__Quoted passage__
- - -
INADA Naoki added the comment:

Thanks, Lemburg to pointing it out.
Here is detail of the difference.

## PyEval_CallFunction(), PyEval_CallMethod()

They are very similar to PyObject_CallFunction() and PyObject_CallMethod().  
difference are:

* PyEval_Call...() doesn't respect Py_SSIZE_T_CLEAN
* PyObject_Call... has following special case.  PyEval_CallFunction(callable, 
"i", (int)i) will raise TypeError("keyword list must be a tuple") and 
PyObject_CallFunction(callable, "i", (int)i) calls `callable(i)`

    if (nargs == 1 && PyTuple_Check(stack[0])) {
        /* Special cases for backward compatibility:
           - PyObject_CallFunction(func, "O", tuple) calls func(*tuple)
- - -
__Data section__
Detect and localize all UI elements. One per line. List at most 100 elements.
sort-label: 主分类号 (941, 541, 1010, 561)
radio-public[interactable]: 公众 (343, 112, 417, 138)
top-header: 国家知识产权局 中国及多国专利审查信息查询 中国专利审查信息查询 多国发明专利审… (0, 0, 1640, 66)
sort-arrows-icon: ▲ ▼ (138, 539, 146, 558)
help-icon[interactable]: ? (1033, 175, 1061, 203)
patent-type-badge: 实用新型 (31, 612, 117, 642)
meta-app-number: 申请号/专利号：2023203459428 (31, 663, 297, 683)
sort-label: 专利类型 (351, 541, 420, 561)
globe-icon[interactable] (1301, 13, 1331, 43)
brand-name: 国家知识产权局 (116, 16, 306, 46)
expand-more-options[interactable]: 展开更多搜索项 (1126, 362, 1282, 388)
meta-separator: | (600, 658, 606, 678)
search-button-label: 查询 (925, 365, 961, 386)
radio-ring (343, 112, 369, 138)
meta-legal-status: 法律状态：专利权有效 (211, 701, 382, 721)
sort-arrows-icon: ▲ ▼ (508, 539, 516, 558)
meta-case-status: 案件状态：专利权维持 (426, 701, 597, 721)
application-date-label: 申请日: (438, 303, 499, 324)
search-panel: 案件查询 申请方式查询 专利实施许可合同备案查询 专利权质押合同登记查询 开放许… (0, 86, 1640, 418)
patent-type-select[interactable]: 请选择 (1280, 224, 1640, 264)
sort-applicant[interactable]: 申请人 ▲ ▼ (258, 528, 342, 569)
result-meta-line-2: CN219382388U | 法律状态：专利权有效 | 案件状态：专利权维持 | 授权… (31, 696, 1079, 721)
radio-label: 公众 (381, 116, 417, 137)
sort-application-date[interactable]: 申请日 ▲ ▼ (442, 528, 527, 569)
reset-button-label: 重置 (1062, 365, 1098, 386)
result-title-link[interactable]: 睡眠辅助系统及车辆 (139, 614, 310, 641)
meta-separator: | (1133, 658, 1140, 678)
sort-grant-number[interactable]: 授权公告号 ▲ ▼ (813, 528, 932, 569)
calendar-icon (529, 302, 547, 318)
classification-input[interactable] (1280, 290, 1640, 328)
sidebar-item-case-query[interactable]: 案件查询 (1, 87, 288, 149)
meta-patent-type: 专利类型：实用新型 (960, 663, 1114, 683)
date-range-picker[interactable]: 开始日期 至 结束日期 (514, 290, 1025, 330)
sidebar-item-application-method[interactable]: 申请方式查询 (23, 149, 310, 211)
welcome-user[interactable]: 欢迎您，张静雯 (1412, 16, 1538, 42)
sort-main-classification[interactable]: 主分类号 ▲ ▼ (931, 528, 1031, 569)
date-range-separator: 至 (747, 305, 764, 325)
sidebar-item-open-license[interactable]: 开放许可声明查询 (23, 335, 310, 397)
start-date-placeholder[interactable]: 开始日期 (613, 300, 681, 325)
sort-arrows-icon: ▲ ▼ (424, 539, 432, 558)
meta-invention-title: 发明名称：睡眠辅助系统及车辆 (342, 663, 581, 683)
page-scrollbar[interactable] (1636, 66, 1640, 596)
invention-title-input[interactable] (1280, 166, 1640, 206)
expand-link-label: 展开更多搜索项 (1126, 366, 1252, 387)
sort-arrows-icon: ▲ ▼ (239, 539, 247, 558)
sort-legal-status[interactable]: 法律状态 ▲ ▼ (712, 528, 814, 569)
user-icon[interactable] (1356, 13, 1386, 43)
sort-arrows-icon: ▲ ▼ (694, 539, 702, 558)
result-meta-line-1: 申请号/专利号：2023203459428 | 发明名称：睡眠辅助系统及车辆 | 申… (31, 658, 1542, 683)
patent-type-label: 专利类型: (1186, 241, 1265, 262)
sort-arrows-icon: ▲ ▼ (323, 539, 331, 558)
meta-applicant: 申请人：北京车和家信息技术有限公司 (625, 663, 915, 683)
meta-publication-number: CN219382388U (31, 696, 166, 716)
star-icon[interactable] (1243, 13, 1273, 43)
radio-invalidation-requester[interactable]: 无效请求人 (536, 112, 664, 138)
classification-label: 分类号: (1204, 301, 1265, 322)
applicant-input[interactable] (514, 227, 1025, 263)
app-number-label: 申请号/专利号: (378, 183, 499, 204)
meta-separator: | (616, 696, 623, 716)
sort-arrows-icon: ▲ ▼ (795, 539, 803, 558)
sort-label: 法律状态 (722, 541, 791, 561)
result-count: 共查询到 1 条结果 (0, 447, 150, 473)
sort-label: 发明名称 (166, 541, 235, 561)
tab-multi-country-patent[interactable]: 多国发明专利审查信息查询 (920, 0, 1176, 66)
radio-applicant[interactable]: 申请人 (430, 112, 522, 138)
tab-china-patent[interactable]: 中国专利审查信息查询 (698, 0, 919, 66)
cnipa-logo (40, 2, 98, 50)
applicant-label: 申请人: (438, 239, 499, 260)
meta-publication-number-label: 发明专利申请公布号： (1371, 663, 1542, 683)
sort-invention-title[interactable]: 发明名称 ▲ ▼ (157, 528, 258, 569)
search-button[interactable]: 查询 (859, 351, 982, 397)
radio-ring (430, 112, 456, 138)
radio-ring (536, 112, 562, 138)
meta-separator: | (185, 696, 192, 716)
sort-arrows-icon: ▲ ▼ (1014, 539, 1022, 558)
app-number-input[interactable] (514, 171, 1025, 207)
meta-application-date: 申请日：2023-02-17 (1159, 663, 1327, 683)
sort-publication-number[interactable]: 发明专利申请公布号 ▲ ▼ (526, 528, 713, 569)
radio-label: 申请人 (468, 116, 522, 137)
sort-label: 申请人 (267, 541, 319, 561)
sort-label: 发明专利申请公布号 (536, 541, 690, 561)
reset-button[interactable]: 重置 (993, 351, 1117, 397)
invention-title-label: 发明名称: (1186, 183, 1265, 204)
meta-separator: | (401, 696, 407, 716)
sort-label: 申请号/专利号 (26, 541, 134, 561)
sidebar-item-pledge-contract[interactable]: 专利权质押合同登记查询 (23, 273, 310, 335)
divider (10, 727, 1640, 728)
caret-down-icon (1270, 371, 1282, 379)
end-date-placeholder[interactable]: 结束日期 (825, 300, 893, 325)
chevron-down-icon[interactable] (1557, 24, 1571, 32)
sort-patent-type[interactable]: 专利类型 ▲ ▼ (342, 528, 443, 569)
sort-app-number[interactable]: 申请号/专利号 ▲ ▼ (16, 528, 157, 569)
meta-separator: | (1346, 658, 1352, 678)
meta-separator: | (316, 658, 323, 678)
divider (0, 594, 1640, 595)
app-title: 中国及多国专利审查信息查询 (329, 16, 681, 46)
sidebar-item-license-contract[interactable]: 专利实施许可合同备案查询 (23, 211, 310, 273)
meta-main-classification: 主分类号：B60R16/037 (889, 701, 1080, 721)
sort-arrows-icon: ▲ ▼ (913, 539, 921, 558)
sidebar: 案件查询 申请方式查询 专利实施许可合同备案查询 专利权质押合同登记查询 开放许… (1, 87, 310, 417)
- - -
__Work instruction A__
Retype the comment on PyEval_CallFunction() between "## PyEval_CallFunction(), PyEval_CallMethod()" and "tuple) calls func(*tuple)", inclusive.
__Work instruction B__
Continue the comment on PyEval_CallFunction(), picking up right after its final line.
The material plays no role in this work.

__Answer A__
## PyEval_CallFunction(), PyEval_CallMethod()

They are very similar to PyObject_CallFunction() and PyObject_CallMethod().  
difference are:

* PyEval_Call...() doesn't respect Py_SSIZE_T_CLEAN
* PyObject_Call... has following special case.  PyEval_CallFunction(callable, 
"i", (int)i) will raise TypeError("keyword list must be a tuple") and 
PyObject_CallFunction(callable, "i", (int)i) calls `callable(i)`

    if (nargs == 1 && PyTuple_Check(stack[0])) {
        /* Special cases for backward compatibility:
           - PyObject_CallFunction(func, "O", tuple) calls func(*tuple)

__Answer B__
           - PyObject_CallFunction(func, "(OOO)", arg1, arg2, arg3) calls
             func(*(arg1, arg2, arg3)): func(arg1, arg2, arg3) */
        PyObject *args = stack[0];
        result = _PyObject_FastCall(callable,
                                    &PyTuple_GET_ITEM(args, 0),
                                    PyTuple_GET_SIZE(args));
    }

PyEval_CallFunction is not called from Python source tree.
PyEval_CallMethod has only one caller in tree and format string is "(Oi)".  It 
can be replaced with PyObject_CallMethod safely.


## PyEval_CallObject(), PyEval_CallObjectWithKeywords()

PyEval_CallObject() is a just macro calling PyEval_CallObjectWithKeywords() 
(call it COWK later).
PyEval_CallObject() is identical to PyObject_CallObject().  Only difference is 
it's a macro or function.

COWK is similar to PyObject_Call(), but COWK raise TypeError when args is not a 
tuple or kwds is not a dictionary and PyObject_Call() uses assert.

There are only two caller of PyEval_CallObjectWithKeywords() other than 
PyEval_CallObject and PyObject_CallObject.
One is tp_call of weakcallableproxy.  Type of kwargs is checked before calling 
tp_call.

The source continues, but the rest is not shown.